- Data records:
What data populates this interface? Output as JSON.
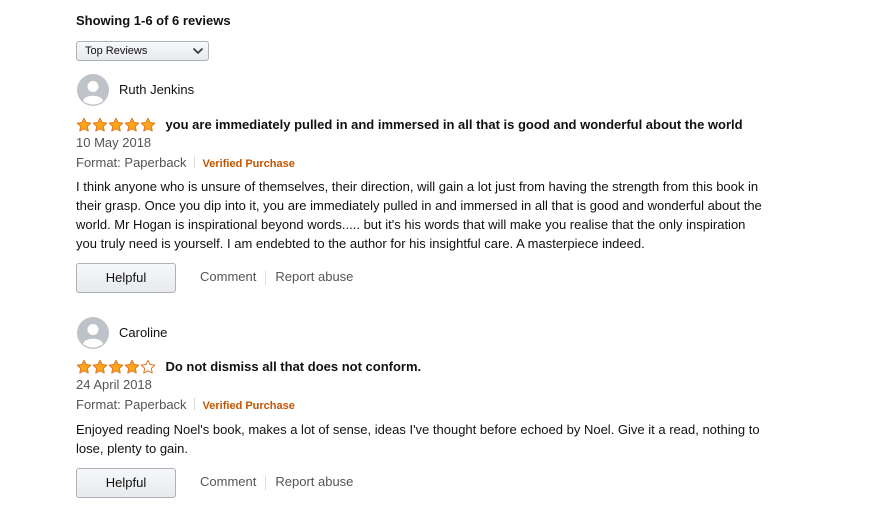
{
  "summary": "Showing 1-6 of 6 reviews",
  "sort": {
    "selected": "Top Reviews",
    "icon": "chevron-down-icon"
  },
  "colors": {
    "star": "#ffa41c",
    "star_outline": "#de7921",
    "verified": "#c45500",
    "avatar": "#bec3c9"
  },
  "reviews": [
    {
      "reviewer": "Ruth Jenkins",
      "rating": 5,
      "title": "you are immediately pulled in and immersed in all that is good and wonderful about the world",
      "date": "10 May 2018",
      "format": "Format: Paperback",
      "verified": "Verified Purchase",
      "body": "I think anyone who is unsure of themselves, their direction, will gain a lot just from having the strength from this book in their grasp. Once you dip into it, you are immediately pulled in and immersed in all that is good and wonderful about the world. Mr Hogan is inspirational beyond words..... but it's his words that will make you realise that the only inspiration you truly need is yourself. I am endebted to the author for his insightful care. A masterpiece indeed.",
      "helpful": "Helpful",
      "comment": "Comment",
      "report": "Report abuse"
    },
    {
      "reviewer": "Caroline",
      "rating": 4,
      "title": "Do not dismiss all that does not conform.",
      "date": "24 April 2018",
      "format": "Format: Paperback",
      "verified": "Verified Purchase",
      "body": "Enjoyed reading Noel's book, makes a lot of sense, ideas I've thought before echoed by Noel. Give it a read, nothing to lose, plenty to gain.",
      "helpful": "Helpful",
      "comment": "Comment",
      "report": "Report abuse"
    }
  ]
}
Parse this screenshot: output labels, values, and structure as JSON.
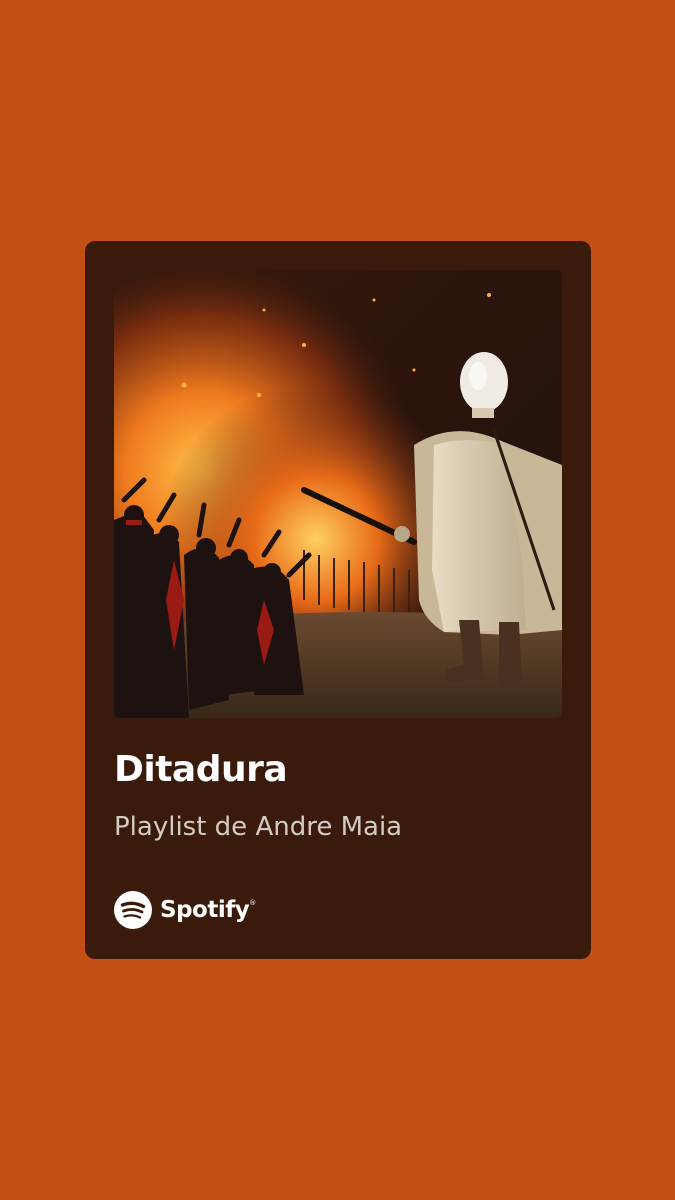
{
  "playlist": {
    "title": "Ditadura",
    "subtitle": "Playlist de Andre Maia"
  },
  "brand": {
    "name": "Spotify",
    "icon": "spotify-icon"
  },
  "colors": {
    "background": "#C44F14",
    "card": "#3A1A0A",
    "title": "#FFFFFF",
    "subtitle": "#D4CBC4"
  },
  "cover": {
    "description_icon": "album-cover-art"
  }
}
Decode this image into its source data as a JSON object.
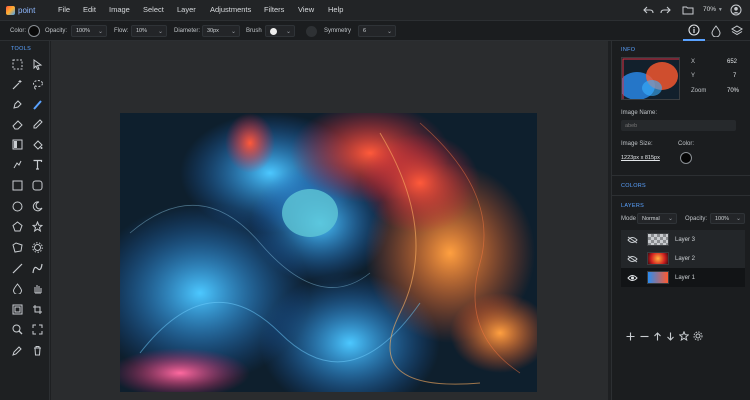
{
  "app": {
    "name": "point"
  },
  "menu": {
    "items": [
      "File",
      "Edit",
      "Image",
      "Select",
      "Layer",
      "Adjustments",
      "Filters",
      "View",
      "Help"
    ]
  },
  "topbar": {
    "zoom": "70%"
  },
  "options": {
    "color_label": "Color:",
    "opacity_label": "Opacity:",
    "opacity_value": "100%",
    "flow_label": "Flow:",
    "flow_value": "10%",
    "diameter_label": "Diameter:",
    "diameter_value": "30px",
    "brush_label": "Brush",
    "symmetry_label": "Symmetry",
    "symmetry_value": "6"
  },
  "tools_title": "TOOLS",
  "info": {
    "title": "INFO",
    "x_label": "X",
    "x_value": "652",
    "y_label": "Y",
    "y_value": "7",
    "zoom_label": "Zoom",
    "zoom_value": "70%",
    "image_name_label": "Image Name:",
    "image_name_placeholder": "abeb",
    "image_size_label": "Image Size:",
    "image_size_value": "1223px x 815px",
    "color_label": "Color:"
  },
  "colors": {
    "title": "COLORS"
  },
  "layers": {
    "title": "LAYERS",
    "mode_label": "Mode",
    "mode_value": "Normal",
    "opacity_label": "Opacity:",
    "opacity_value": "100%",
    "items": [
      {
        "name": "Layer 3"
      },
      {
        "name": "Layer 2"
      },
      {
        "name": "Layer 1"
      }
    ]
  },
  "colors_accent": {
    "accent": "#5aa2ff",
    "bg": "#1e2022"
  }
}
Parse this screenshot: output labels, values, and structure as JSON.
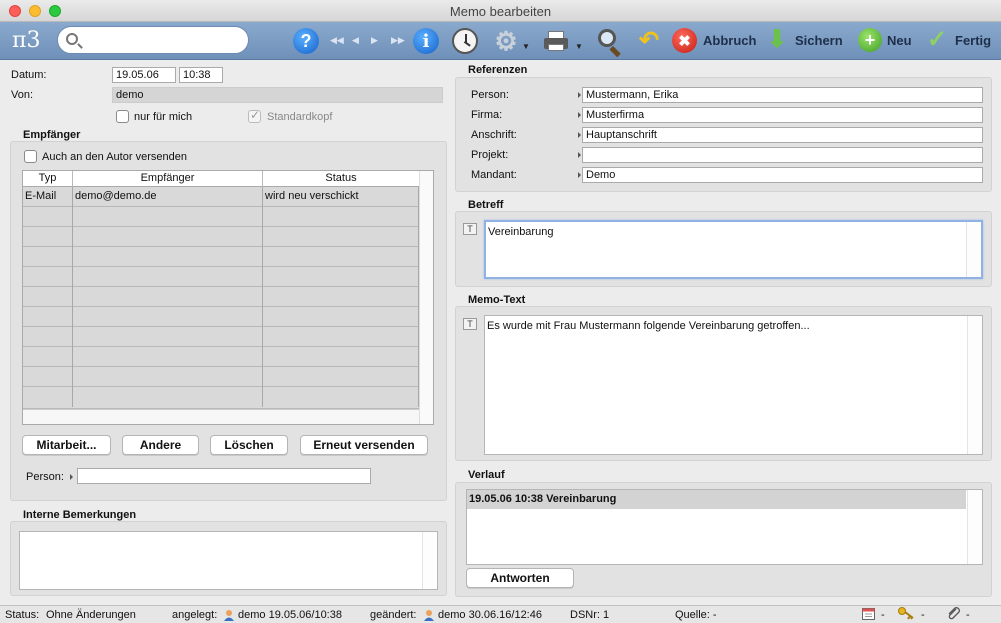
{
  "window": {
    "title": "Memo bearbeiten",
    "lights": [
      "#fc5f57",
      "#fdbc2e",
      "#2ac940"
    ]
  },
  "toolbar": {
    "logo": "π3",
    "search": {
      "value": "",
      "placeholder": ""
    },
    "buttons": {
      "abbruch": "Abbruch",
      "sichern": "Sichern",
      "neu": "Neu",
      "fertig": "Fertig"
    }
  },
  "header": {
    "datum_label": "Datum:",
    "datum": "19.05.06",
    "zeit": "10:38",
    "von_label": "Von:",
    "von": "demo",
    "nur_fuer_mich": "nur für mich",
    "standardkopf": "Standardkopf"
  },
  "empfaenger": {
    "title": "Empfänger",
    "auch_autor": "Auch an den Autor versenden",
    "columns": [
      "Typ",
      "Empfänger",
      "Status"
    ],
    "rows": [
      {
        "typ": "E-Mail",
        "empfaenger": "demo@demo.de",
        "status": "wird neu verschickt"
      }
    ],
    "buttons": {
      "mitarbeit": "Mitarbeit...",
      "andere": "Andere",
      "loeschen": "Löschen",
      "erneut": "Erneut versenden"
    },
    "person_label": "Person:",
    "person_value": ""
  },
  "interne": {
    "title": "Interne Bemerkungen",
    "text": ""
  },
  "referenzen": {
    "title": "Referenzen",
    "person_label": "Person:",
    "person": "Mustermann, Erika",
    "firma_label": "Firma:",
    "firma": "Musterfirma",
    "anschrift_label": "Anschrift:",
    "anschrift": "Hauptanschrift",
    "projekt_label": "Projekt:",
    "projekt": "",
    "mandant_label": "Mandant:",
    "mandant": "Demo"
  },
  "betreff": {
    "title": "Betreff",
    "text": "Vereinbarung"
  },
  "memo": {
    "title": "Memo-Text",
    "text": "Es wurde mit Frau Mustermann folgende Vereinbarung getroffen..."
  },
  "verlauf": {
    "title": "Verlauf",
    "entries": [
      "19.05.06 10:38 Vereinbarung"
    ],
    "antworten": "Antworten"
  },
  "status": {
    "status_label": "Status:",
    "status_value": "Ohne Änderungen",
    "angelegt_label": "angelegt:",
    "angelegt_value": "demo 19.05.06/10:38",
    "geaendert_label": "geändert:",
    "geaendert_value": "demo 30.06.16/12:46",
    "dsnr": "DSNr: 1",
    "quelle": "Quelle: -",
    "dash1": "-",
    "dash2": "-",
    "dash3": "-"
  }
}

- Your objective: Omit the images and transcribe all of the records above word for word.

- Exercise answer:
What data populates this interface? Output as JSON.
{
  "summary": "Showing 1-6 of 6 reviews",
  "sort": {
    "selected": "Top Reviews",
    "icon": "chevron-down-icon"
  },
  "colors": {
    "star": "#ffa41c",
    "star_outline": "#de7921",
    "verified": "#c45500",
    "avatar": "#bec3c9"
  },
  "reviews": [
    {
      "reviewer": "Ruth Jenkins",
      "rating": 5,
      "title": "you are immediately pulled in and immersed in all that is good and wonderful about the world",
      "date": "10 May 2018",
      "format": "Format: Paperback",
      "verified": "Verified Purchase",
      "body": "I think anyone who is unsure of themselves, their direction, will gain a lot just from having the strength from this book in their grasp. Once you dip into it, you are immediately pulled in and immersed in all that is good and wonderful about the world. Mr Hogan is inspirational beyond words..... but it's his words that will make you realise that the only inspiration you truly need is yourself. I am endebted to the author for his insightful care. A masterpiece indeed.",
      "helpful": "Helpful",
      "comment": "Comment",
      "report": "Report abuse"
    },
    {
      "reviewer": "Caroline",
      "rating": 4,
      "title": "Do not dismiss all that does not conform.",
      "date": "24 April 2018",
      "format": "Format: Paperback",
      "verified": "Verified Purchase",
      "body": "Enjoyed reading Noel's book, makes a lot of sense, ideas I've thought before echoed by Noel. Give it a read, nothing to lose, plenty to gain.",
      "helpful": "Helpful",
      "comment": "Comment",
      "report": "Report abuse"
    }
  ]
}
Parse this screenshot: output labels, values, and structure as JSON.
{
  "playlist": {
    "title": "Ditadura",
    "subtitle": "Playlist de Andre Maia"
  },
  "brand": {
    "name": "Spotify",
    "icon": "spotify-icon"
  },
  "colors": {
    "background": "#C44F14",
    "card": "#3A1A0A",
    "title": "#FFFFFF",
    "subtitle": "#D4CBC4"
  },
  "cover": {
    "description_icon": "album-cover-art"
  }
}
Decode this image into its source data as a JSON object.
{
  "app": {
    "name": "point"
  },
  "menu": {
    "items": [
      "File",
      "Edit",
      "Image",
      "Select",
      "Layer",
      "Adjustments",
      "Filters",
      "View",
      "Help"
    ]
  },
  "topbar": {
    "zoom": "70%"
  },
  "options": {
    "color_label": "Color:",
    "opacity_label": "Opacity:",
    "opacity_value": "100%",
    "flow_label": "Flow:",
    "flow_value": "10%",
    "diameter_label": "Diameter:",
    "diameter_value": "30px",
    "brush_label": "Brush",
    "symmetry_label": "Symmetry",
    "symmetry_value": "6"
  },
  "tools_title": "TOOLS",
  "info": {
    "title": "INFO",
    "x_label": "X",
    "x_value": "652",
    "y_label": "Y",
    "y_value": "7",
    "zoom_label": "Zoom",
    "zoom_value": "70%",
    "image_name_label": "Image Name:",
    "image_name_placeholder": "abeb",
    "image_size_label": "Image Size:",
    "image_size_value": "1223px x 815px",
    "color_label": "Color:"
  },
  "colors": {
    "title": "COLORS"
  },
  "layers": {
    "title": "LAYERS",
    "mode_label": "Mode",
    "mode_value": "Normal",
    "opacity_label": "Opacity:",
    "opacity_value": "100%",
    "items": [
      {
        "name": "Layer 3"
      },
      {
        "name": "Layer 2"
      },
      {
        "name": "Layer 1"
      }
    ]
  },
  "colors_accent": {
    "accent": "#5aa2ff",
    "bg": "#1e2022"
  }
}
Parse this screenshot: output labels, values, and structure as JSON.
{
  "window": {
    "title": "Memo bearbeiten",
    "lights": [
      "#fc5f57",
      "#fdbc2e",
      "#2ac940"
    ]
  },
  "toolbar": {
    "logo": "π3",
    "search": {
      "value": "",
      "placeholder": ""
    },
    "buttons": {
      "abbruch": "Abbruch",
      "sichern": "Sichern",
      "neu": "Neu",
      "fertig": "Fertig"
    }
  },
  "header": {
    "datum_label": "Datum:",
    "datum": "19.05.06",
    "zeit": "10:38",
    "von_label": "Von:",
    "von": "demo",
    "nur_fuer_mich": "nur für mich",
    "standardkopf": "Standardkopf"
  },
  "empfaenger": {
    "title": "Empfänger",
    "auch_autor": "Auch an den Autor versenden",
    "columns": [
      "Typ",
      "Empfänger",
      "Status"
    ],
    "rows": [
      {
        "typ": "E-Mail",
        "empfaenger": "demo@demo.de",
        "status": "wird neu verschickt"
      }
    ],
    "buttons": {
      "mitarbeit": "Mitarbeit...",
      "andere": "Andere",
      "loeschen": "Löschen",
      "erneut": "Erneut versenden"
    },
    "person_label": "Person:",
    "person_value": ""
  },
  "interne": {
    "title": "Interne Bemerkungen",
    "text": ""
  },
  "referenzen": {
    "title": "Referenzen",
    "person_label": "Person:",
    "person": "Mustermann, Erika",
    "firma_label": "Firma:",
    "firma": "Musterfirma",
    "anschrift_label": "Anschrift:",
    "anschrift": "Hauptanschrift",
    "projekt_label": "Projekt:",
    "projekt": "",
    "mandant_label": "Mandant:",
    "mandant": "Demo"
  },
  "betreff": {
    "title": "Betreff",
    "text": "Vereinbarung"
  },
  "memo": {
    "title": "Memo-Text",
    "text": "Es wurde mit Frau Mustermann folgende Vereinbarung getroffen..."
  },
  "verlauf": {
    "title": "Verlauf",
    "entries": [
      "19.05.06 10:38 Vereinbarung"
    ],
    "antworten": "Antworten"
  },
  "status": {
    "status_label": "Status:",
    "status_value": "Ohne Änderungen",
    "angelegt_label": "angelegt:",
    "angelegt_value": "demo 19.05.06/10:38",
    "geaendert_label": "geändert:",
    "geaendert_value": "demo 30.06.16/12:46",
    "dsnr": "DSNr: 1",
    "quelle": "Quelle: -",
    "dash1": "-",
    "dash2": "-",
    "dash3": "-"
  }
}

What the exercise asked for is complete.